### SEÇÃO DO DOCUMENTO
O pai de Deodoro, revolucionário
Publicado na revista Vamos Ler! de 15 de setembro de 1938

Por Romeu de Avelar

Escritor Romeu de Avelar
Ainda estava vivo, como uma brasa, mal dormida sob as cinzas, o ressentimento dos patriotas alagoanos escapos ao decreto sinistro do Conde dos Arcos que afogou em sangue a bandeira emancipadora e o lar inocente dos campeões da nossa liberdade política.
Estamos já em 1822, cinco anos depois do tremendo martirológio de 17, e a ideia mater nacionalista não se extinguira nas províncias do norte. Em Pernambuco como que se havia cristalizado no ar as últimas palavras quentes e concitadoras dos seus grandes mártires.
Na pequenina província das Alagoas, já então desligada da histórica e valente capitania pelo decreto especioso de D. João VI, a onda subterrânea de um movimento perigosamente nacionalista toma vulto, cria raízes nos espíritos reacionários por natureza.
É a abdicação de D. Pedro I e, por conseguinte, a desobediência às cortes de Lisboa que faz esse tumulto. Mas o governador Melo Povoas, como português que é, não pensa assim. Faz as câmaras e o funcionalismo reiterarem a sua submissão a Portugal.
A corrente revolucionária, então, distende os seus elos poderosos. O sentimento popular incendeia-se, exalta-se em pruridos quase desvairados. Alagoas é a primeira província que se rebela contra a metrópole. Quer um governo puramente brasileiro e que sejam demitidos sumariamente todos os funcionários portugueses, civis e militares, e embarcados para Portugal.
A junta é radicalista: manda ainda um emissário ao Rio para atestar a D. Pedro os sentimentos de fidelidade da terra das Alagoas, reconhecendo-o como único representante do poder executivo da Nação Brasileira. Entretanto, a vassalagem portuguesa, recebendo ordens secretas de Portugal, procura minar a nossa soberania.

### EXERCÍCIO BREVE 1
Segundo o artigo sobre o movimento revolucionário em Alagoas, qual governador fez as câmaras e o funcionalismo reiterarem a submissão a Portugal?
### EXERCÍCIO BREVE 2
Retome o artigo sobre o movimento revolucionário em Alagoas e continue-o a partir da última frase.

### LINHAS
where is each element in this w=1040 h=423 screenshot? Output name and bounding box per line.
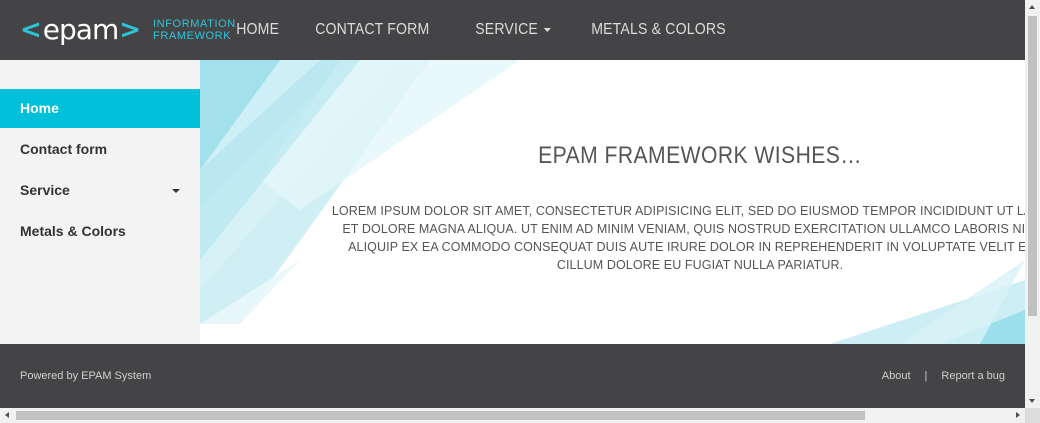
scrollbar-corner: [1025, 408, 1040, 423]
footer-separator: |: [924, 370, 928, 382]
nav-item-label: METALS & COLORS: [591, 21, 726, 38]
caret-down-icon: [543, 28, 551, 32]
footer-powered-by: Powered by EPAM System: [20, 370, 152, 382]
sidebar-item-label: Service: [20, 182, 70, 198]
vertical-scrollbar[interactable]: [1025, 0, 1040, 408]
sidebar-item-home[interactable]: Home: [0, 89, 200, 128]
scroll-up-icon[interactable]: [1029, 5, 1035, 9]
main-content: EPAM FRAMEWORK WISHES… LOREM IPSUM DOLOR…: [200, 60, 1025, 344]
page: < epam > INFORMATION FRAMEWORK HOME CONT…: [0, 0, 1040, 423]
sidebar-item-metals-colors[interactable]: Metals & Colors: [0, 212, 200, 251]
nav-item-label: HOME: [236, 21, 280, 38]
sidebar-item-service[interactable]: Service: [0, 171, 200, 210]
scroll-right-icon[interactable]: [1016, 412, 1020, 418]
footer-links: About | Report a bug: [882, 368, 1005, 384]
vertical-scroll-thumb[interactable]: [1028, 16, 1037, 316]
caret-down-icon: [172, 189, 180, 193]
logo-mark: < epam >: [20, 12, 141, 48]
horizontal-scrollbar[interactable]: [0, 408, 1025, 423]
sidebar-item-label: Contact form: [20, 141, 108, 157]
sidebar-item-label: Metals & Colors: [20, 223, 126, 239]
header: < epam > INFORMATION FRAMEWORK HOME CONT…: [0, 0, 1025, 60]
sidebar: Home Contact form Service Metals & Color…: [0, 60, 200, 344]
nav-item-service[interactable]: SERVICE: [462, 0, 564, 60]
epam-logo[interactable]: < epam > INFORMATION FRAMEWORK: [20, 12, 236, 48]
nav-item-contact-form[interactable]: CONTACT FORM: [302, 0, 443, 60]
footer: Powered by EPAM System About | Report a …: [0, 344, 1025, 408]
horizontal-scroll-thumb[interactable]: [16, 411, 865, 420]
scroll-down-icon[interactable]: [1029, 399, 1035, 403]
nav-item-home[interactable]: HOME: [223, 0, 292, 60]
logo-left-bracket-icon: <: [20, 15, 42, 45]
sidebar-item-label: Home: [20, 100, 59, 116]
nav-item-metals-colors[interactable]: METALS & COLORS: [578, 0, 739, 60]
footer-link-report-bug[interactable]: Report a bug: [941, 368, 1005, 384]
sidebar-item-contact-form[interactable]: Contact form: [0, 130, 200, 169]
nav-item-label: SERVICE: [474, 21, 538, 38]
nav-item-label: CONTACT FORM: [315, 21, 430, 38]
footer-link-about[interactable]: About: [882, 368, 911, 384]
page-title: EPAM FRAMEWORK WISHES…: [538, 142, 862, 169]
main-text: LOREM IPSUM DOLOR SIT AMET, CONSECTETUR …: [331, 204, 1025, 272]
logo-word: epam: [42, 13, 119, 46]
top-nav: HOME CONTACT FORM SERVICE METALS & COLOR…: [223, 0, 761, 60]
scroll-left-icon[interactable]: [5, 412, 9, 418]
logo-right-bracket-icon: >: [119, 15, 142, 45]
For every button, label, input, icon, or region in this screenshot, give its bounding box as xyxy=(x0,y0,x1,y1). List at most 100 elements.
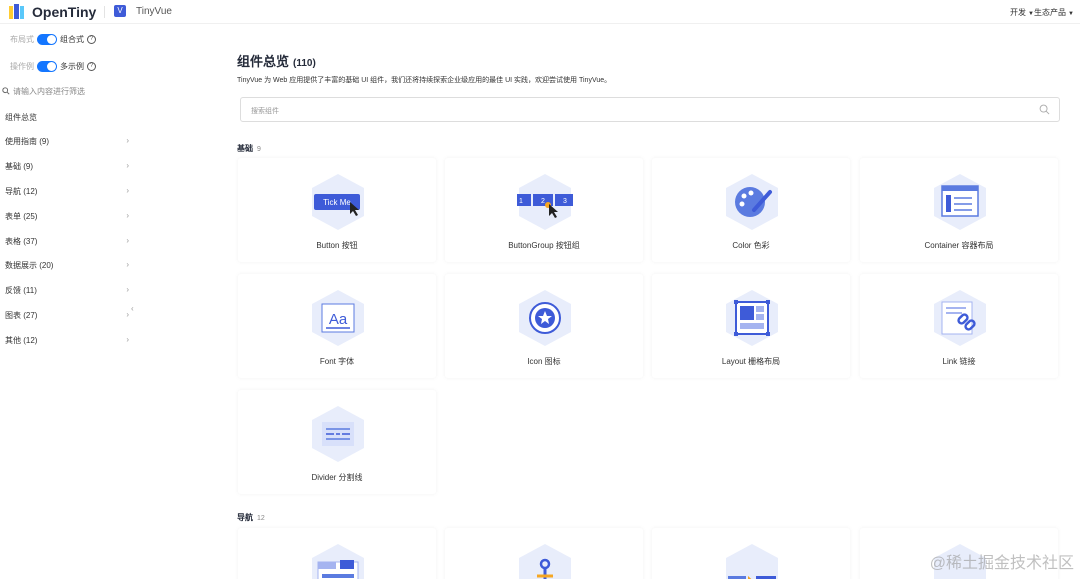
toggle-value: 组合式 xyxy=(60,35,84,44)
button-group-icon: 1 2 3 xyxy=(517,174,573,230)
sidebar-item-chart[interactable]: 图表 (27) › xyxy=(5,310,129,321)
page-description: TinyVue 为 Web 应用提供了丰富的基础 UI 组件，我们还将持续探索企… xyxy=(237,77,612,84)
component-card-buttongroup[interactable]: 1 2 3 ButtonGroup 按钮组 xyxy=(445,158,643,262)
layout-icon xyxy=(726,290,778,346)
chevron-right-icon: › xyxy=(126,260,129,269)
card-label: Color 色彩 xyxy=(732,241,770,250)
help-icon[interactable]: ? xyxy=(87,62,96,71)
opentiny-logo-icon xyxy=(9,4,24,19)
nav-develop-label: 开发 xyxy=(1010,8,1027,17)
brand-name: OpenTiny xyxy=(32,3,97,20)
button-icon: Tick Me xyxy=(312,174,364,230)
component-card-button[interactable]: Tick Me Button 按钮 xyxy=(238,158,436,262)
component-card-icon[interactable]: Icon 图标 xyxy=(445,274,643,378)
chevron-right-icon: › xyxy=(126,211,129,220)
sidebar-collapse-icon[interactable]: ‹ xyxy=(131,304,134,313)
watermark: @稀土掘金技术社区 xyxy=(929,555,1074,572)
font-icon: Aa xyxy=(312,290,364,346)
card-label: ButtonGroup 按钮组 xyxy=(508,241,580,250)
opentiny-logo[interactable]: OpenTiny xyxy=(8,3,96,20)
svg-text:1: 1 xyxy=(519,198,523,205)
component-search-placeholder: 搜索组件 xyxy=(251,108,279,115)
toggle-value: 多示例 xyxy=(60,62,84,71)
svg-text:3: 3 xyxy=(563,198,567,205)
sidebar-search-input[interactable]: 请输入内容进行筛选 xyxy=(0,84,130,98)
component-card-link[interactable]: Link 链接 xyxy=(860,274,1058,378)
tinyvue-icon: V xyxy=(114,5,126,17)
section-title-text: 导航 xyxy=(237,513,253,522)
product-name[interactable]: TinyVue xyxy=(136,6,172,17)
component-card-divider[interactable]: Divider 分割线 xyxy=(238,390,436,494)
sidebar: 布局式 组合式 ? 操作例 多示例 ? 请输入内容进行筛选 组件总览 使用指南 … xyxy=(0,24,134,579)
component-card-color[interactable]: Color 色彩 xyxy=(652,158,850,262)
chevron-right-icon: › xyxy=(126,186,129,195)
demo-mode-toggle-row: 操作例 多示例 ? xyxy=(10,61,96,72)
page-title-text: 组件总览 xyxy=(237,54,290,69)
section-title-text: 基础 xyxy=(237,144,253,153)
card-label: Link 链接 xyxy=(942,357,976,366)
star-icon xyxy=(519,290,571,346)
link-icon xyxy=(934,290,986,346)
sidebar-item-label: 使用指南 (9) xyxy=(5,137,49,146)
demo-mode-switch[interactable] xyxy=(37,61,57,72)
sidebar-item-overview[interactable]: 组件总览 xyxy=(5,112,129,123)
api-style-toggle-row: 布局式 组合式 ? xyxy=(10,34,96,45)
help-icon[interactable]: ? xyxy=(87,35,96,44)
card-label: Layout 栅格布局 xyxy=(721,357,781,366)
nav-ecosystem[interactable]: 生态产品 ▼ xyxy=(1034,7,1074,18)
divider-icon xyxy=(312,406,364,462)
sidebar-item-label: 导航 (12) xyxy=(5,187,38,196)
sidebar-item-basic[interactable]: 基础 (9) › xyxy=(5,161,129,172)
chevron-right-icon: › xyxy=(126,310,129,319)
section-count: 9 xyxy=(257,146,261,153)
sidebar-search-placeholder: 请输入内容进行筛选 xyxy=(13,86,85,96)
component-search-input[interactable]: 搜索组件 xyxy=(240,97,1060,122)
card-label: Font 字体 xyxy=(319,357,355,366)
sidebar-item-data-display[interactable]: 数据展示 (20) › xyxy=(5,260,129,271)
font-icon-text: Aa xyxy=(329,311,348,328)
sidebar-item-feedback[interactable]: 反馈 (11) › xyxy=(5,285,129,296)
section-title-navigation: 导航 12 xyxy=(237,512,265,523)
toggle-label: 操作例 xyxy=(10,62,34,71)
toggle-label: 布局式 xyxy=(10,35,34,44)
nav-ecosystem-label: 生态产品 xyxy=(1034,8,1067,17)
anchor-icon xyxy=(519,544,571,579)
card-label: Container 容器布局 xyxy=(924,241,994,250)
palette-icon xyxy=(726,174,778,230)
chevron-right-icon: › xyxy=(126,136,129,145)
sidebar-item-label: 组件总览 xyxy=(5,113,37,122)
component-card-layout[interactable]: Layout 栅格布局 xyxy=(652,274,850,378)
sidebar-item-other[interactable]: 其他 (12) › xyxy=(5,335,129,346)
sidebar-item-guide[interactable]: 使用指南 (9) › xyxy=(5,136,129,147)
api-style-switch[interactable] xyxy=(37,34,57,45)
section-count: 12 xyxy=(257,515,265,522)
sidebar-item-form[interactable]: 表单 (25) › xyxy=(5,211,129,222)
sidebar-item-label: 反馈 (11) xyxy=(5,286,37,295)
nav-develop[interactable]: 开发 ▼ xyxy=(1010,7,1034,18)
header-divider xyxy=(104,6,105,18)
search-icon xyxy=(2,87,10,95)
component-card-container[interactable]: Container 容器布局 xyxy=(860,158,1058,262)
page-title-count: (110) xyxy=(293,58,316,69)
section-title-basic: 基础 9 xyxy=(237,143,261,154)
breadcrumb-icon xyxy=(726,544,778,579)
chevron-right-icon: › xyxy=(126,161,129,170)
card-label: Divider 分割线 xyxy=(311,473,363,482)
search-icon[interactable] xyxy=(1039,104,1050,115)
sidebar-item-label: 其他 (12) xyxy=(5,336,38,345)
component-card-nav-2[interactable] xyxy=(445,528,643,579)
chevron-right-icon: › xyxy=(126,236,129,245)
sidebar-item-label: 图表 (27) xyxy=(5,311,38,320)
component-card-font[interactable]: Aa Font 字体 xyxy=(238,274,436,378)
sidebar-item-label: 基础 (9) xyxy=(5,162,33,171)
top-header: OpenTiny V TinyVue 开发 ▼ 生态产品 ▼ xyxy=(0,0,1080,24)
component-card-nav-3[interactable] xyxy=(652,528,850,579)
card-label: Button 按钮 xyxy=(316,241,358,250)
chevron-down-icon: ▼ xyxy=(1068,11,1074,17)
sidebar-item-label: 数据展示 (20) xyxy=(5,261,54,270)
chevron-right-icon: › xyxy=(126,335,129,344)
sidebar-item-navigation[interactable]: 导航 (12) › xyxy=(5,186,129,197)
sidebar-item-table[interactable]: 表格 (37) › xyxy=(5,236,129,247)
sidebar-item-label: 表格 (37) xyxy=(5,237,38,246)
component-card-nav-1[interactable] xyxy=(238,528,436,579)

### RESPOSTA FINAL 1
O governador Melo Povoas.

### RESPOSTA FINAL 2
São Miguel dos Campos, a humilde e valorosa vila das Alagoas, revolta-se contra o procedimento dos militares lusos.
É quando surge à frente do movimento revolucionário uma figura inconfundível de alagoano brioso, que leva por diante o fogo sagrado da revolução. Chama-se Manoel Mendes da Fonseca e é capitão de 1ª companhia do batalhão de caçadores aquartelado em Maceió. O pai de Deodoro da Fonseca, do grande marechal que 67 anos mais tarde seria proclamador da República, foi o primeiro alagoano que deu o primeiro grito de independência na sua terra natal.

Marechal Deodoro, antiga alagoas, em foto do início do século XX
Manoel Mendes da Fonseca é o varão de uma família humilde e honrada, um homem de fibra. Os seus conterrâneos, conhecendo-lhe a probidade e o valor, seguem-no magnetizados, esquecidos do espetro medonho que encheu de luto em 17 as duas províncias.
A abdicação de Pedro I fermentava cada vez mais o ódio nos lusófobos. Já estava no governo o Visconde da Praia Grande, que faz uma proclamação aos alagoanos, avisando-os de que o Imperador do Brasil é D. Pedro II. Mas o povo quer que o Conselho Geral limpe o funcionalismo e o exército de todo elemento português. E é Manoel Mendes da Fonseca o conselheiro.
Alagoas inteira espera ansiosa a deliberação do grave soldado. Ao outro dia, 2 de maio, o Conselho delibera as demissões do comandante das armas Samuel Furtado de Mendonça, do comandante do 4º corpo de artilharia montada, João Eduardo, e dos tenentes-coronéis Joaquim Antonio de Almeida Pinto e José Dias da Costa, respectivamente comandantes do batalhão nº 50 de 2ª linha e da bateria de São Pedro; e que os juízes de paz exerçam toda a vigilância sobre os empregados portugueses civis, militares e eclesiásticos, assim como os europeus que chegassem de fora.
Manoel Mendes da Fonseca foi, pois, quem, em Alagoas, incitou a aclamação do regente do Brasil D. Pedro II, concorrendo, assim, para a mudança do nosso estado colonial para o de nação livre.
Mas não fica aqui somente a atividade patriótica do forte tronco da bela e frondosa árvore dos Fonseca.
Estamos agora em 1839, Silva Neves é o presidente da província de Alagoas e prepara a transferência da antiga capital alagoana para Maceió. A ordem imperial vem da corte para que o presidente ponha o cumpra-se. Cento e seis pessoas fazem uma representação a Silva Neves para que não cumpra a ordem do governo geral. Mas o presidente não transige e fez a mudança da Tesouraria da Fazenda para Maceió.
Surgem os oradores de praça pública que chamam o presidente de inimigo do povo. Logo a multidão invade os quartéis e mune-se de armas. O presidente faz prisões e demite funcionários. Isso, porém, acirra ainda mais os ânimos.
Manoel Mendes da Fonseca é agora major e exerce o cargo de juiz de direito.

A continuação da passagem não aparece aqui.